EXERCISE PROMPT —
Output the material word for word. Leave each picture out.

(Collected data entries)
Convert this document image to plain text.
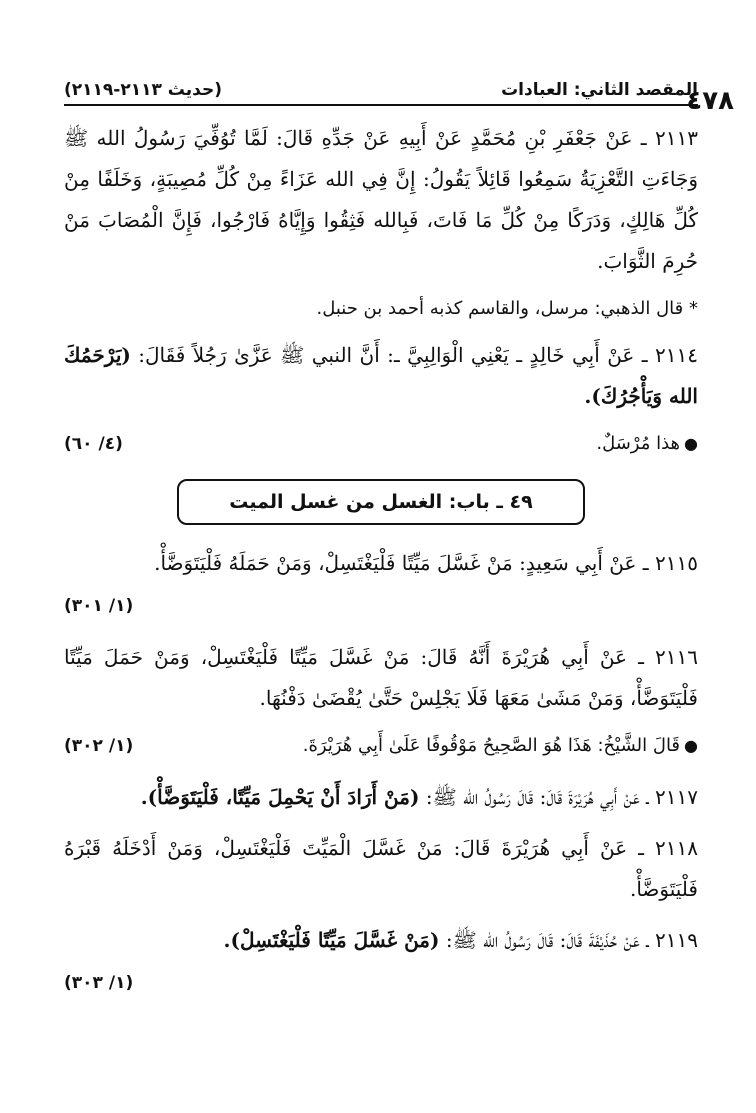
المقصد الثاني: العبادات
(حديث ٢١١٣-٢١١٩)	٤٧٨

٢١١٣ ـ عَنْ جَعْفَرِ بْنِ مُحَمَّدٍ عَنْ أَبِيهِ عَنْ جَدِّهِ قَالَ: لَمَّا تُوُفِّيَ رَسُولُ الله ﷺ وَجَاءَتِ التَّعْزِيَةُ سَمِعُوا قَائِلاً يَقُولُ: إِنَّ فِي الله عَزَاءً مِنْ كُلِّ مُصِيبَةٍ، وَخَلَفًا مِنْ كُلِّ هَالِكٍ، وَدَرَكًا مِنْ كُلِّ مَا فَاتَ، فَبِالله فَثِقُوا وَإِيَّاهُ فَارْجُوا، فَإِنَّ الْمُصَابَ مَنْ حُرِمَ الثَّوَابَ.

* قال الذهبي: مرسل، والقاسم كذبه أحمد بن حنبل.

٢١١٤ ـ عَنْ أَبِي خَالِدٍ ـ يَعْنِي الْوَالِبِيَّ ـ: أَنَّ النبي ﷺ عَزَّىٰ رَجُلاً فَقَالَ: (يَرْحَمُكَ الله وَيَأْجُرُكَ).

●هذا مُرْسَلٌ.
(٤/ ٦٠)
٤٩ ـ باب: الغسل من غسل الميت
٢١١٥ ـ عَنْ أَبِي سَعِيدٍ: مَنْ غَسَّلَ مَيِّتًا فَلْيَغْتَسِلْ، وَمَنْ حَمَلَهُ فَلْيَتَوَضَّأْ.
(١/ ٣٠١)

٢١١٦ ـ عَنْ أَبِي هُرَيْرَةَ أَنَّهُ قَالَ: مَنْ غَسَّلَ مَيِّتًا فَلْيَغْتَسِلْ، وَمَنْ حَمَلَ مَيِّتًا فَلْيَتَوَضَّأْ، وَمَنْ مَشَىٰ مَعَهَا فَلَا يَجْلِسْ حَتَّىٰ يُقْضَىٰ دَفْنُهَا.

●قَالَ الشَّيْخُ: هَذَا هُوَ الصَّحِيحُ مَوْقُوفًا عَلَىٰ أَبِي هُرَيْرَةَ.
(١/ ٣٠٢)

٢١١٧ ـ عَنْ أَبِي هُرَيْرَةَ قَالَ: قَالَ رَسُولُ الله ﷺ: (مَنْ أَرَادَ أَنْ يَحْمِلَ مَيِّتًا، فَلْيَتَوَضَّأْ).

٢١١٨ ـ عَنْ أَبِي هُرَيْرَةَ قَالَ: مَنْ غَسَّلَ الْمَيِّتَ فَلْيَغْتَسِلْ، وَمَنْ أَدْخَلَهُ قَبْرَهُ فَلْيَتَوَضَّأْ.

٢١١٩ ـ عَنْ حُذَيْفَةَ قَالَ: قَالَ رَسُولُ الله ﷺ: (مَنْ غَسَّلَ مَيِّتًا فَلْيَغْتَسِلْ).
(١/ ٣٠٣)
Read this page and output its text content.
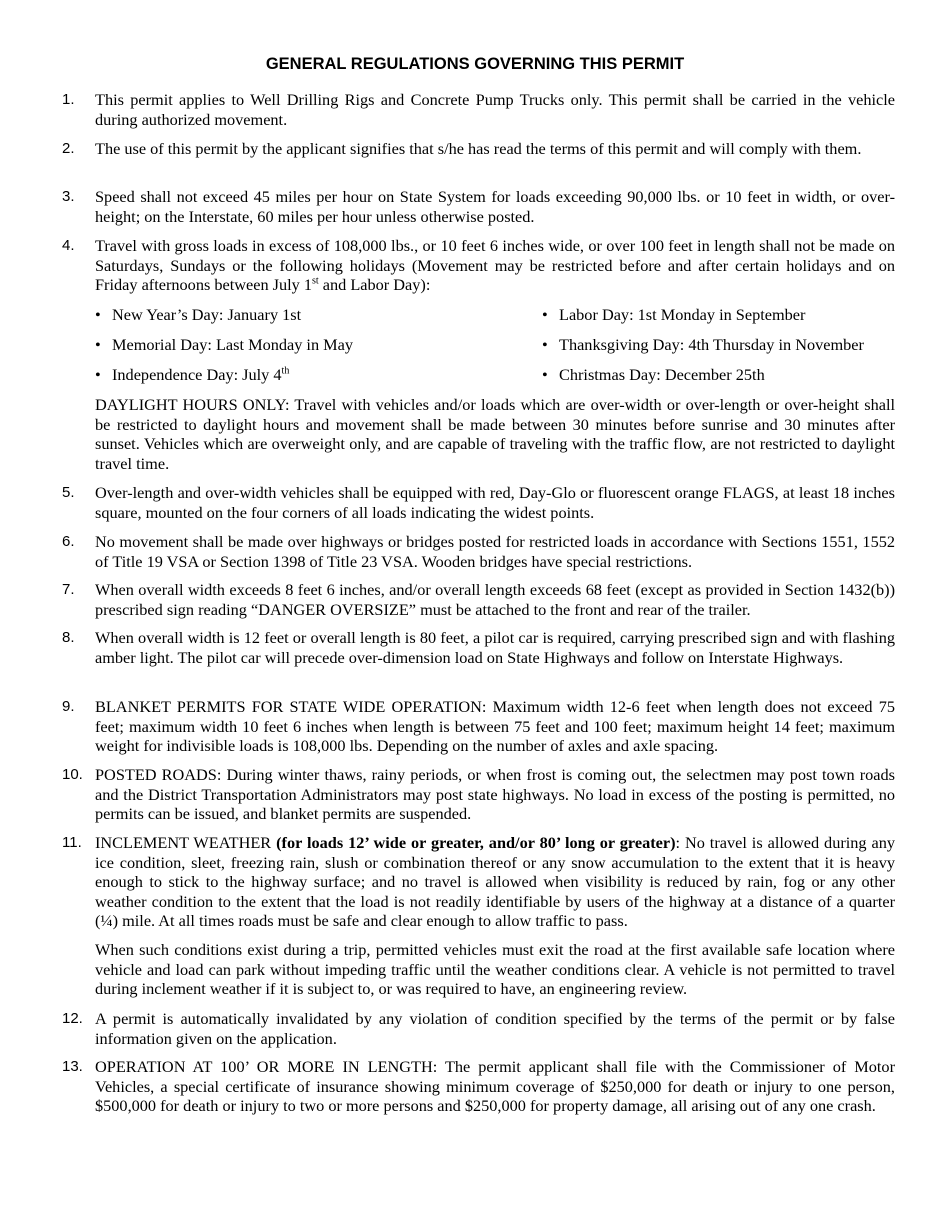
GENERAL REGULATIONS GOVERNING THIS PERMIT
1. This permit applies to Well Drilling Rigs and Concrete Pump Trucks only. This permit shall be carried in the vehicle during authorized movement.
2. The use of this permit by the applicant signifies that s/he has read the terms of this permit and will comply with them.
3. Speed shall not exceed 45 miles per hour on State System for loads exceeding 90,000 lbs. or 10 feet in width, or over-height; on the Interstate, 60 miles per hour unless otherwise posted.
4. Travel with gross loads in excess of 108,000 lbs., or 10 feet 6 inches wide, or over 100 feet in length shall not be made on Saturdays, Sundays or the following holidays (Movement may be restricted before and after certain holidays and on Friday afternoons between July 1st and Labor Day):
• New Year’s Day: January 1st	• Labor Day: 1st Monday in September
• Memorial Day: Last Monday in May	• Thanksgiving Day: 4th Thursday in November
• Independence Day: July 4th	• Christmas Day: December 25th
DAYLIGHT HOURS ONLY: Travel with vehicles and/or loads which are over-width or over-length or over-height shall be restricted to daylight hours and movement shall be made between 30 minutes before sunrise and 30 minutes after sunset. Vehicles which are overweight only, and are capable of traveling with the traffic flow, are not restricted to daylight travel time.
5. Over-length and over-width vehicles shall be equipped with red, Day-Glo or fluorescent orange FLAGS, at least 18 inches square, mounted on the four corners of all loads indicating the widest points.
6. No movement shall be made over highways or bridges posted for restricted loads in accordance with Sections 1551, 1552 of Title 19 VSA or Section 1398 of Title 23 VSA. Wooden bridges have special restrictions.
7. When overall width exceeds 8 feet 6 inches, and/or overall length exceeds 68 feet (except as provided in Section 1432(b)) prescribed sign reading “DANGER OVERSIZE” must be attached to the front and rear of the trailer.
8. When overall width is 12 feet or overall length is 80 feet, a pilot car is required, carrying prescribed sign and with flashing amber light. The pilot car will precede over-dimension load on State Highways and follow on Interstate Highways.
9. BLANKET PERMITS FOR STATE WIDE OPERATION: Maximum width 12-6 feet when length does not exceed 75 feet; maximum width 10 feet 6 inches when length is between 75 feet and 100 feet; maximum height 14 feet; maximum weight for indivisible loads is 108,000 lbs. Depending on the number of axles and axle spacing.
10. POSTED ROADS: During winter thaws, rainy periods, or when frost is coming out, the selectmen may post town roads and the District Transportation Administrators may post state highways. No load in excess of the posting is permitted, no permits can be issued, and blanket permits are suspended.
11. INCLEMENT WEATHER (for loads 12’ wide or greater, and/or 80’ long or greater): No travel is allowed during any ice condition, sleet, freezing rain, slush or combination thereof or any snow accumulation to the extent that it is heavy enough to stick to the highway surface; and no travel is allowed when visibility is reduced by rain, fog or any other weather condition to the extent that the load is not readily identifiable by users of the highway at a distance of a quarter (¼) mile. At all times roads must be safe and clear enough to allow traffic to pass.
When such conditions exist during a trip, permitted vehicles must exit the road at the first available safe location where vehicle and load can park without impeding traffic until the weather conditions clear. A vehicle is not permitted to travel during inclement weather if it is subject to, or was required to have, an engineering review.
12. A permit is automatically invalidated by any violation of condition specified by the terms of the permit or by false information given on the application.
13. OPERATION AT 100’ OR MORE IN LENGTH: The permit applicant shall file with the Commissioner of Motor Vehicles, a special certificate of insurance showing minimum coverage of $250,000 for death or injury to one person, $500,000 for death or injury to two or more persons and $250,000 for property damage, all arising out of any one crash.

TASK ANSWER —
Convert this document image to plain text.
المقصد الثاني: العبادات
(حديث ٢١١٣-٢١١٩)	٤٧٨

٢١١٣ ـ عَنْ جَعْفَرِ بْنِ مُحَمَّدٍ عَنْ أَبِيهِ عَنْ جَدِّهِ قَالَ: لَمَّا تُوُفِّيَ رَسُولُ الله ﷺ وَجَاءَتِ التَّعْزِيَةُ سَمِعُوا قَائِلاً يَقُولُ: إِنَّ فِي الله عَزَاءً مِنْ كُلِّ مُصِيبَةٍ، وَخَلَفًا مِنْ كُلِّ هَالِكٍ، وَدَرَكًا مِنْ كُلِّ مَا فَاتَ، فَبِالله فَثِقُوا وَإِيَّاهُ فَارْجُوا، فَإِنَّ الْمُصَابَ مَنْ حُرِمَ الثَّوَابَ.

* قال الذهبي: مرسل، والقاسم كذبه أحمد بن حنبل.

٢١١٤ ـ عَنْ أَبِي خَالِدٍ ـ يَعْنِي الْوَالِبِيَّ ـ: أَنَّ النبي ﷺ عَزَّىٰ رَجُلاً فَقَالَ: (يَرْحَمُكَ الله وَيَأْجُرُكَ).

●هذا مُرْسَلٌ.
(٤/ ٦٠)
٤٩ ـ باب: الغسل من غسل الميت
٢١١٥ ـ عَنْ أَبِي سَعِيدٍ: مَنْ غَسَّلَ مَيِّتًا فَلْيَغْتَسِلْ، وَمَنْ حَمَلَهُ فَلْيَتَوَضَّأْ.
(١/ ٣٠١)

٢١١٦ ـ عَنْ أَبِي هُرَيْرَةَ أَنَّهُ قَالَ: مَنْ غَسَّلَ مَيِّتًا فَلْيَغْتَسِلْ، وَمَنْ حَمَلَ مَيِّتًا فَلْيَتَوَضَّأْ، وَمَنْ مَشَىٰ مَعَهَا فَلَا يَجْلِسْ حَتَّىٰ يُقْضَىٰ دَفْنُهَا.

●قَالَ الشَّيْخُ: هَذَا هُوَ الصَّحِيحُ مَوْقُوفًا عَلَىٰ أَبِي هُرَيْرَةَ.
(١/ ٣٠٢)

٢١١٧ ـ عَنْ أَبِي هُرَيْرَةَ قَالَ: قَالَ رَسُولُ الله ﷺ: (مَنْ أَرَادَ أَنْ يَحْمِلَ مَيِّتًا، فَلْيَتَوَضَّأْ).

٢١١٨ ـ عَنْ أَبِي هُرَيْرَةَ قَالَ: مَنْ غَسَّلَ الْمَيِّتَ فَلْيَغْتَسِلْ، وَمَنْ أَدْخَلَهُ قَبْرَهُ فَلْيَتَوَضَّأْ.

٢١١٩ ـ عَنْ حُذَيْفَةَ قَالَ: قَالَ رَسُولُ الله ﷺ: (مَنْ غَسَّلَ مَيِّتًا فَلْيَغْتَسِلْ).
(١/ ٣٠٣)
Read this page and output its text content.
GENERAL REGULATIONS GOVERNING THIS PERMIT
1. This permit applies to Well Drilling Rigs and Concrete Pump Trucks only. This permit shall be carried in the vehicle during authorized movement.
2. The use of this permit by the applicant signifies that s/he has read the terms of this permit and will comply with them.
3. Speed shall not exceed 45 miles per hour on State System for loads exceeding 90,000 lbs. or 10 feet in width, or over-height; on the Interstate, 60 miles per hour unless otherwise posted.
4. Travel with gross loads in excess of 108,000 lbs., or 10 feet 6 inches wide, or over 100 feet in length shall not be made on Saturdays, Sundays or the following holidays (Movement may be restricted before and after certain holidays and on Friday afternoons between July 1st and Labor Day):
• New Year’s Day: January 1st	• Labor Day: 1st Monday in September
• Memorial Day: Last Monday in May	• Thanksgiving Day: 4th Thursday in November
• Independence Day: July 4th	• Christmas Day: December 25th
DAYLIGHT HOURS ONLY: Travel with vehicles and/or loads which are over-width or over-length or over-height shall be restricted to daylight hours and movement shall be made between 30 minutes before sunrise and 30 minutes after sunset. Vehicles which are overweight only, and are capable of traveling with the traffic flow, are not restricted to daylight travel time.
5. Over-length and over-width vehicles shall be equipped with red, Day-Glo or fluorescent orange FLAGS, at least 18 inches square, mounted on the four corners of all loads indicating the widest points.
6. No movement shall be made over highways or bridges posted for restricted loads in accordance with Sections 1551, 1552 of Title 19 VSA or Section 1398 of Title 23 VSA. Wooden bridges have special restrictions.
7. When overall width exceeds 8 feet 6 inches, and/or overall length exceeds 68 feet (except as provided in Section 1432(b)) prescribed sign reading “DANGER OVERSIZE” must be attached to the front and rear of the trailer.
8. When overall width is 12 feet or overall length is 80 feet, a pilot car is required, carrying prescribed sign and with flashing amber light. The pilot car will precede over-dimension load on State Highways and follow on Interstate Highways.
9. BLANKET PERMITS FOR STATE WIDE OPERATION: Maximum width 12-6 feet when length does not exceed 75 feet; maximum width 10 feet 6 inches when length is between 75 feet and 100 feet; maximum height 14 feet; maximum weight for indivisible loads is 108,000 lbs. Depending on the number of axles and axle spacing.
10. POSTED ROADS: During winter thaws, rainy periods, or when frost is coming out, the selectmen may post town roads and the District Transportation Administrators may post state highways. No load in excess of the posting is permitted, no permits can be issued, and blanket permits are suspended.
11. INCLEMENT WEATHER (for loads 12’ wide or greater, and/or 80’ long or greater): No travel is allowed during any ice condition, sleet, freezing rain, slush or combination thereof or any snow accumulation to the extent that it is heavy enough to stick to the highway surface; and no travel is allowed when visibility is reduced by rain, fog or any other weather condition to the extent that the load is not readily identifiable by users of the highway at a distance of a quarter (¼) mile. At all times roads must be safe and clear enough to allow traffic to pass.
When such conditions exist during a trip, permitted vehicles must exit the road at the first available safe location where vehicle and load can park without impeding traffic until the weather conditions clear. A vehicle is not permitted to travel during inclement weather if it is subject to, or was required to have, an engineering review.
12. A permit is automatically invalidated by any violation of condition specified by the terms of the permit or by false information given on the application.
13. OPERATION AT 100’ OR MORE IN LENGTH: The permit applicant shall file with the Commissioner of Motor Vehicles, a special certificate of insurance showing minimum coverage of $250,000 for death or injury to one person, $500,000 for death or injury to two or more persons and $250,000 for property damage, all arising out of any one crash.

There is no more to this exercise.